▸ **任务 1**
把原文中“遗风至今未灭。”这句话译成英文。
▸ **任务 2**
将数据行中从含“funds-header-row: 项目资金（万元） 年初预算数”的那一行起、到含“funds-row-label: 年度资金总额: xyxy=(217,268,340,281)”的那一行止（两端均含）的各行改写为 Markdown 表格，空行略去，两列依次为“序号”和“内容”。

▸ **原文**
──────
或曰:“管仲俭乎?”曰:“管氏有三归,官事不摄,焉得俭?”
“然则管仲知礼乎?”曰:“邦君树塞门,管氏亦树塞门。邦君为两君之好,有反坫,管氏亦有反坫。管氏而知礼,孰不知礼?”
【译】 孔子说:“管仲这个人,器量真小!”
有人说:“管仲节俭吗?”孔子说:“管仲收取大量的租税,专职人员很多,怎能算节俭?”
“那么管仲懂得礼制吗?”孔子说:“国君兴建宫殿照壁,管仲也兴建照壁;国君为外交国宴,有安放酒盅的特制设备,管仲也有。说管仲懂礼制,那谁不懂?”
【注】 《朱注》:器小,言其不知圣贤大学之道,故局量褊浅,规模卑狭,不能正身修德,以致主于王道。
【记】 孔子批评管仲不懂“礼”,却称许管仲“仁”(见14.16,17章)。肯定大于否定,不仅可见“仁”高于“礼”,而且造福于民的功业大德高于某些行为细节和个人小德。这与宋明理学以来品评人物偏重个人私德的标准尺度很不一样。一些治世能臣、乱世“奸雄”,从桑弘羊、曹操,到李泌、杨炎、张居正等等,均因不符合理学“内圣”标准而遭宋明理学家讥评贬斥。是非不明,久矣。遗风至今未灭。这也正是中国式的“政教合一”的现象,上引朱注将“正身修德”与“王道”连在一起,便是如此。原典儒学来自氏族社会,“内圣外王”传统观念尚在,但已经出现扞格、矛盾,本应由此将政治与道德逐渐区别、分开,但一直未能,即在于以远古氏族为雄厚根基,以家庭血缘关系为社会实体成为既是宗教伦理(祖先崇拜)又是政治伦理(“迩之事父,远之事君”、“求忠臣于孝子之门”)的特质载体之故。它妨碍发展出独立的宗教和独立的政治。
3.23 子语鲁大师乐,曰:“乐其可知也:始作,翕如也;从之,纯如也,缴如也,绎如也,以成。”
──────
▸ **数据条目**
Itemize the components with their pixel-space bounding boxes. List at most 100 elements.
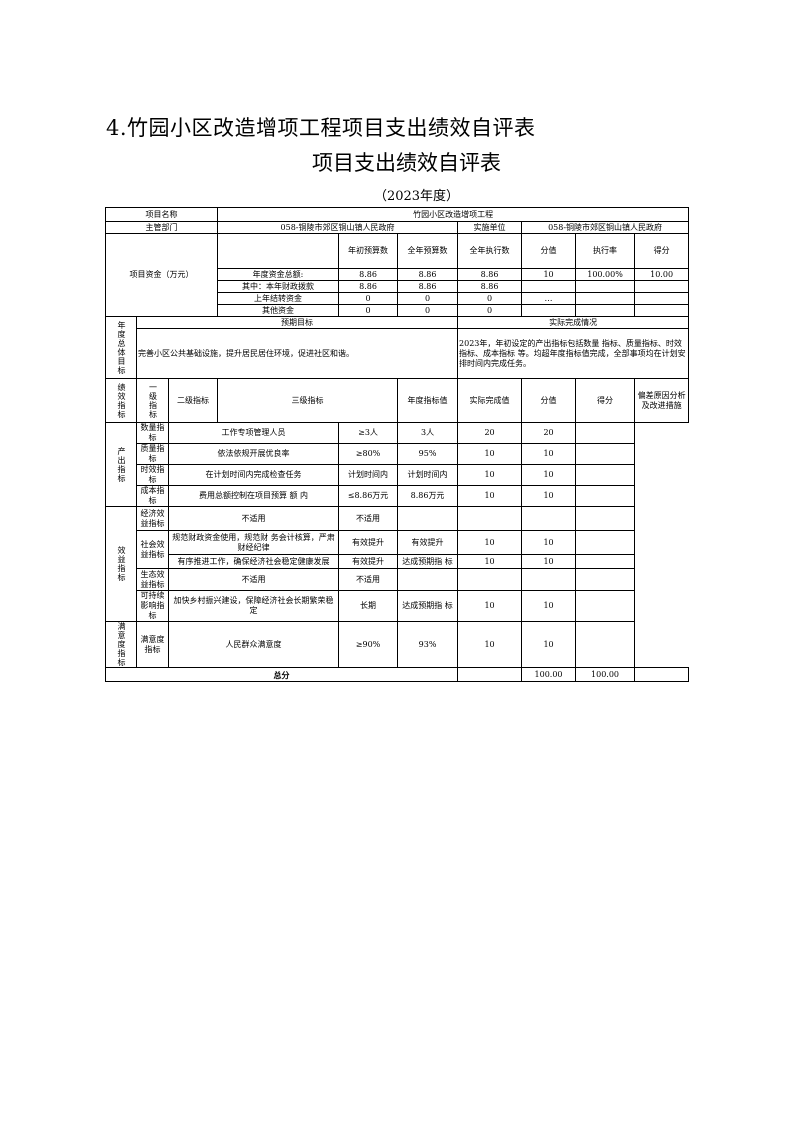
funds-header-row: 项目资金（万元） 年初预算数 全年预算数 全年执行数 分值 执行率 得分 xyxy=(104,233,690,317)
score: 10 xyxy=(521,621,577,668)
blank-cell xyxy=(457,667,523,682)
year-label: （2023年度） xyxy=(373,189,460,204)
indicator-header: 二级指标 xyxy=(167,378,219,423)
output-indicator-row: 产出指标 数量指标 工作专项管理人员 ≥3人 3人 20 20 xyxy=(105,422,689,507)
funds-value: 8.86 xyxy=(457,280,523,293)
benefit-indicator-row: 有序推进工作，确保经济社会稳定健康发展 有效提升 达成预期指 标 10 10 xyxy=(106,554,689,569)
level2-indicator: 可持续影响指标 xyxy=(136,590,169,622)
benefit-indicator-row: 生态效益指标 不适用 不适用 xyxy=(106,568,689,591)
deviation-cell xyxy=(575,422,636,444)
target-value: 不适用 xyxy=(338,568,399,591)
target-value: 不适用 xyxy=(338,506,399,531)
funds-row: 其中：本年财政拨款 8.86 8.86 8.86 xyxy=(106,280,690,293)
actual-value: 8.86万元 xyxy=(397,485,459,507)
level3-indicator: 依法依规开展优良率 xyxy=(167,443,340,465)
dept-row: 主管部门 058-铜陵市郊区铜山镇人民政府 实施单位 058-铜陵市郊区铜山镇人… xyxy=(104,221,690,234)
funds-value: 8.86 xyxy=(397,280,459,293)
funds-value xyxy=(575,280,636,293)
funds-value: 0 xyxy=(338,292,399,305)
goals-header-row: 年度总体目标 预期目标 实际完成情况 xyxy=(105,316,690,379)
funds-header: 分值 xyxy=(521,233,577,269)
funds-row-label: 年度资金总额: xyxy=(217,268,340,281)
level2-indicator: 时效指标 xyxy=(136,464,169,486)
funds-value xyxy=(634,280,690,293)
target-value: ≥3人 xyxy=(338,422,399,444)
score-value: 10 xyxy=(457,554,523,569)
funds-row: 上年结转资金 0 0 0… xyxy=(106,292,690,305)
funds-value: … xyxy=(521,292,577,305)
output-indicator-row: 质量指标 依法依规开展优良率 ≥80% 95% 10 10 xyxy=(106,443,689,465)
document-title: 4.竹园小区改造增项工程项目支出绩效自评表 xyxy=(106,116,536,140)
level3-indicator: 规范财政资金使用，规范财 务会计核算，严肃财经纪律 xyxy=(167,530,340,555)
target-value: ≥80% xyxy=(338,443,399,465)
goals-row: 完善小区公共基础设施，提升居民居住环境，促进社区和谐。 2023年，年初设定的产… xyxy=(106,328,690,379)
funds-value: 8.86 xyxy=(338,268,399,281)
score-value: 10 xyxy=(457,621,523,668)
target-value: 有效提升 xyxy=(338,530,399,555)
benefit-label-text: 效益指标 xyxy=(117,546,126,582)
funds-value: 0 xyxy=(338,304,399,317)
funds-value: 0 xyxy=(397,304,459,317)
funds-label: 项目资金（万元） xyxy=(104,233,219,317)
deviation-cell xyxy=(575,464,636,486)
goals-label-text: 年度总体目标 xyxy=(117,320,126,375)
level3-indicator: 费用总额控制在项目预算 额 内 xyxy=(167,485,340,507)
dept-label: 主管部门 xyxy=(104,221,219,234)
actual-value xyxy=(397,568,459,591)
funds-value: 0 xyxy=(457,304,523,317)
funds-row-label: 其中：本年财政拨款 xyxy=(217,280,340,293)
impl: 058-铜陵市郊区铜山镇人民政府 xyxy=(521,221,690,234)
funds-row-label: 上年结转资金 xyxy=(217,292,340,305)
impl-label: 实施单位 xyxy=(457,221,523,234)
benefit-indicator-row: 社会效益指标 规范财政资金使用，规范财 务会计核算，严肃财经纪律 有效提升 有效提升 1… xyxy=(106,530,689,569)
target-value: 计划时间内 xyxy=(338,464,399,486)
funds-value: 10.00 xyxy=(634,268,690,281)
score-value: 10 xyxy=(457,443,523,465)
output-indicator-row: 成本指标 费用总额控制在项目预算 额 内 ≤8.86万元 8.86万元 10 10 xyxy=(106,485,689,507)
deviation-cell xyxy=(575,506,636,531)
actual-value: 达成预期指 标 xyxy=(397,590,459,622)
deviation-cell xyxy=(575,554,636,569)
actual-label: 实际完成情况 xyxy=(457,316,690,329)
project-name-row: 项目名称 竹园小区改造增项工程 xyxy=(104,207,690,222)
level2-indicator: 数量指标 xyxy=(136,422,169,444)
indicator-header-text: 一级指标 xyxy=(148,382,158,419)
score-value: 10 xyxy=(457,590,523,622)
table-title: 项目支出绩效自评表 xyxy=(312,151,501,175)
total-score-value: 100.00 xyxy=(521,667,577,682)
indicator-header: 三级指标 xyxy=(217,378,399,423)
actual-value: 计划时间内 xyxy=(397,464,459,486)
funds-value: 0 xyxy=(397,292,459,305)
actual-value: 95% xyxy=(397,443,459,465)
indicator-header: 年度指标值 xyxy=(397,378,459,423)
indicators-label: 绩效指标 xyxy=(105,378,137,423)
funds-value: 8.86 xyxy=(338,280,399,293)
target-value: 长期 xyxy=(338,590,399,622)
score: 10 xyxy=(521,590,577,622)
target-value: ≤8.86万元 xyxy=(338,485,399,507)
output-indicator-row: 时效指标 在计划时间内完成检查任务 计划时间内 计划时间内 10 10 xyxy=(106,464,689,486)
funds-value xyxy=(575,304,636,317)
actual-value: 93% xyxy=(397,621,459,668)
score: 10 xyxy=(521,530,577,555)
goals-label: 年度总体目标 xyxy=(105,316,137,379)
indicator-header: 一级指标 xyxy=(136,378,169,423)
score: 20 xyxy=(521,422,577,444)
score: 10 xyxy=(521,464,577,486)
actual-value: 达成预期指 标 xyxy=(397,554,459,569)
score: 10 xyxy=(521,485,577,507)
funds-value xyxy=(521,280,577,293)
level3-indicator: 有序推进工作，确保经济社会稳定健康发展 xyxy=(167,554,340,569)
score-value xyxy=(457,506,523,531)
output-label: 产出指标 xyxy=(105,422,137,507)
total-score: 100.00 xyxy=(575,667,636,682)
level2-indicator: 满意度指标 xyxy=(136,621,169,668)
total-row: 总分 100.00 100.00 xyxy=(104,667,690,682)
benefit-label: 效益指标 xyxy=(105,506,137,622)
funds-header: 年初预算数 xyxy=(338,233,399,269)
indicator-header: 偏差原因分析及改进措施 xyxy=(634,378,690,423)
output-label-text: 产出指标 xyxy=(117,446,126,483)
score-value: 10 xyxy=(457,464,523,486)
funds-value xyxy=(634,292,690,305)
project-name-label: 项目名称 xyxy=(104,207,219,222)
──────
▸ **任务答案 1**
The lingering influence has not died out even today.

▸ **任务答案 2**
| 序号 | 内容 |
|---|---|
| 1 | funds-header-row: 项目资金（万元） 年初预算数 全年预算数 全年执行数 分值 执行率 得分 xyxy=(104,233,690,317) |
| 2 | score: 10 xyxy=(521,621,577,668) |
| 3 | blank-cell xyxy=(457,667,523,682) |
| 4 | year-label: （2023年度） xyxy=(373,189,460,204) |
| 5 | indicator-header: 二级指标 xyxy=(167,378,219,423) |
| 6 | output-indicator-row: 产出指标 数量指标 工作专项管理人员 ≥3人 3人 20 20 xyxy=(105,422,689,507) |
| 7 | funds-value: 8.86 xyxy=(457,280,523,293) |
| 8 | benefit-indicator-row: 有序推进工作，确保经济社会稳定健康发展 有效提升 达成预期指 标 10 10 xyxy=(106,554,689,569) |
| 9 | level2-indicator: 可持续影响指标 xyxy=(136,590,169,622) |
| 10 | benefit-indicator-row: 生态效益指标 不适用 不适用 xyxy=(106,568,689,591) |
| 11 | deviation-cell xyxy=(575,422,636,444) |
| 12 | target-value: 不适用 xyxy=(338,568,399,591) |
| 13 | target-value: 不适用 xyxy=(338,506,399,531) |
| 14 | funds-row: 其中：本年财政拨款 8.86 8.86 8.86 xyxy=(106,280,690,293) |
| 15 | actual-value: 8.86万元 xyxy=(397,485,459,507) |
| 16 | level3-indicator: 依法依规开展优良率 xyxy=(167,443,340,465) |
| 17 | dept-row: 主管部门 058-铜陵市郊区铜山镇人民政府 实施单位 058-铜陵市郊区铜山镇人… xyxy=(104,221,690,234) |
| 18 | funds-value: 8.86 xyxy=(397,280,459,293) |
| 19 | funds-value xyxy=(575,280,636,293) |
| 20 | funds-value: 0 xyxy=(338,292,399,305) |
| 21 | goals-header-row: 年度总体目标 预期目标 实际完成情况 xyxy=(105,316,690,379) |
| 22 | funds-header: 分值 xyxy=(521,233,577,269) |
| 23 | funds-row-label: 年度资金总额: xyxy=(217,268,340,281) |